Exercise prompt:
Spot each line in the records below where the word "enables" occurs, then copy it.

Information provided:
[start]

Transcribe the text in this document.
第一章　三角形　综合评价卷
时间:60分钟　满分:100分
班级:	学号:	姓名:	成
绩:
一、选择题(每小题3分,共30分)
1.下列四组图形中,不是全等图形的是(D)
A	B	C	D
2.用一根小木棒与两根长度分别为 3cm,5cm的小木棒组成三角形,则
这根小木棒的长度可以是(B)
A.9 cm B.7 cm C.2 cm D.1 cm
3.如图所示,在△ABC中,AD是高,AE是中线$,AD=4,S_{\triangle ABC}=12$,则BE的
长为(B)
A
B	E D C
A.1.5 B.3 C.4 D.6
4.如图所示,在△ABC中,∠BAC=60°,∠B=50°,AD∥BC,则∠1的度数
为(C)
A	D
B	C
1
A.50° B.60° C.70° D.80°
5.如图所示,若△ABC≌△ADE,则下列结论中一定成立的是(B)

[end]
[start]

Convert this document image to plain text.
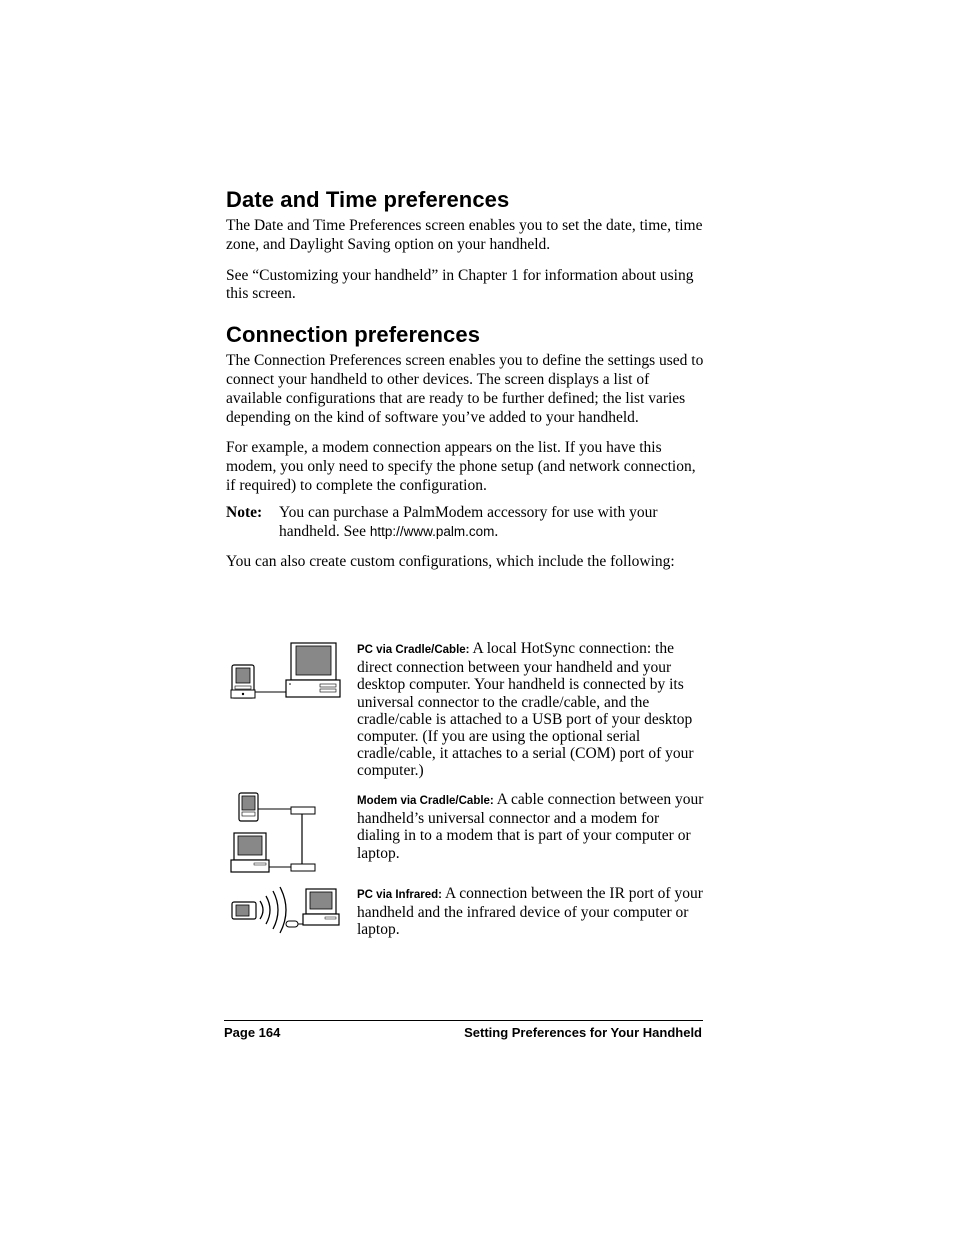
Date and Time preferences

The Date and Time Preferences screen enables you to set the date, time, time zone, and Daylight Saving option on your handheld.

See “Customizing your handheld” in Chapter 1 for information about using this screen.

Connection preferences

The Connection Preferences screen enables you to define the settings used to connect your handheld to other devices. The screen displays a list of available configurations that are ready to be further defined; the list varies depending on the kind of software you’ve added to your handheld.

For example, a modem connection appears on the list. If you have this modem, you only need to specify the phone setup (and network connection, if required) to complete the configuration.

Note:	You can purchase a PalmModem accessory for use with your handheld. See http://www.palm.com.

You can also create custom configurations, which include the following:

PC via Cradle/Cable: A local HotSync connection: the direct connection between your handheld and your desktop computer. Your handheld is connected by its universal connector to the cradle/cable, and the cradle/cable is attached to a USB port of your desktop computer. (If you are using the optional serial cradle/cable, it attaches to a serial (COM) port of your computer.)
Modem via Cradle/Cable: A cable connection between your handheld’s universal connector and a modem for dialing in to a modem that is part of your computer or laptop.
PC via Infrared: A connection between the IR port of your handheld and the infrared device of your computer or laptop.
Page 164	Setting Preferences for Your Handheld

[end]

Full output:
The Date and Time Preferences screen enables you to set the date, time, time zone, and Daylight Saving option on your handheld.
The Connection Preferences screen enables you to define the settings used to connect your handheld to other devices. The screen displays a list of available configurations that are ready to be further defined; the list varies depending on the kind of software you’ve added to your handheld.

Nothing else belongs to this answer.